If the panelists had resorted to this level of robust debate, it would surely make for more entertaining telly.

But to engage Durkin on the issue, when you have what is undeniably a narrowly-supported theory, one expects the criticism to be fairly robust. A bit churlish really, to expect prime-time exposure for his fairly patchy (IMHO obviously) doco AND a post-screening debate stacked in his favour.

Surely one who seeks to challenge the status quo shouldn't get all pouty just because the balance of opinion is firmly against them? That should simply challenge them to secure ever more compelling evidence for the theory in question.

DenMT

Anonymous said...

"Now how about you go away and work on the proofs you were challenged with not so long ago."

Science is not mathematics. There is no proof. It is possible however to demonstrate or have things shown - something usually done from multiple distinct convergent obversations. (And a wiki page outlining one more.)

Whether this then calls for "the totalitarianism they lust to implement over all men" is another matter altogether. Climate scientists admittedly aren't economists and Science is not a buffet table.

Peter Cresswell said...

"Science is not mathematics. There is no proof."

Then what is it you think real scientists do, Wasps?

Science consists in validating and proving theory; in finding and proving causality - as Aristotle says, understanding the role of causality is what it means to have knowledge "down to the root."

And as Ludwig von Mises observed, mathematics is ever silent on causality.
· · ·
* Complete the following
**1.** In the comment thread, which thinker does Peter Cresswell cite as observing that mathematics is silent on causality?
**2.** According to the comment thread, why does DenMT expect the criticism of Durkin to be fairly robust?
**3.** Pick up the comment thread after its last sentence and write what comes next.

* Dataset extract
· · ·
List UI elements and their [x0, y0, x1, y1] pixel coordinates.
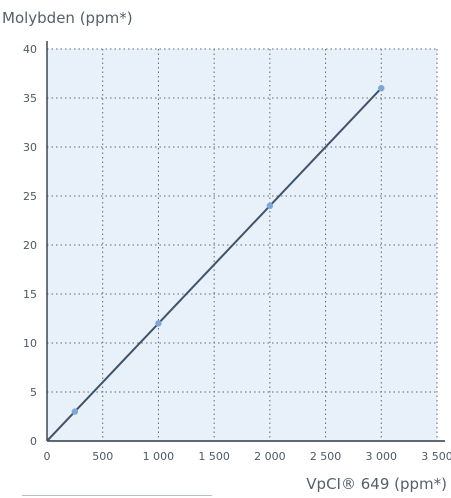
· · ·
* The results
**1.** Ludwig von Mises.

**2.** DenMT calls Durkin's position an undeniably narrowly-supported theory. Anyone who engages him on it should therefore expect fairly robust criticism.

**3.**
So it really seems you might have this backwards.

Anonymous said...

Wasps said...
Science is not mathematics. There is no proof.

Wasps, was that a layman assertion? If Science is not mathematics, then perhaps you can tell me what the heck are the following mathematical physics models (which were developed by Physics Nobel Prize winners) are all about. These science models look like mathematics to me, unless I am completely blind here.

- Schrodinger Equation

- Feynman Path Integral

- Dirac Equation

BTW, if you want some examples of those science models I have listed above, then I am happy to give you one (definitely not a layman one).

Anonymous said...

You're labouring under an incorrect notion of what proof is.

When you prove something, like Fermat's Last Theorem. That's it. If another session produces NOT-Fermat's Last Theorem, then that line of reasoning is wrong with no exceptions. A proof, by its nature, means that every single assumption that can produce the negation of a proof's conclusion defies the nature or rules of the system. This is where the Proof-by-Contradiction method takes its power.

When you demonstrate something, you do so with--by the nature of your investigation--a limited amount of evidence that can't be extrapolated far built on top of a base (our universe) that we do not yet know everything about. Therefore the possibility exists that there is evidence that contradicts the conclusions you have demonstrated, that you don't yet know about. The strength, in terms of truth-seeking, of a scientific hypothesis lies not what it predicts, but what it successfully predicts not. (Word order is important here.)

Example: Newton's Theory of Gravity. Was thoroughly and convincingly demonstrated to be an accurate descriptor of all celestial and local phenomena under its umbrella in its time. It also excluded a lot of other conceivable possibilities, making it a powerful theory and further to its virtue it was conceptually simple. But when it comes to truth-seeking, Mecury came along and happened to be contrary to what Newton predicted and thus the theory was shown to be at odds with reality.

A scientist's job is not to mourn the broken theory, but to take what we know and expose these flaws in it. These weak points can then be the source of inspiration for better ideas that lend us the power to go further. The more weak points we know, the better we can construct our theories to exclude what cannot be.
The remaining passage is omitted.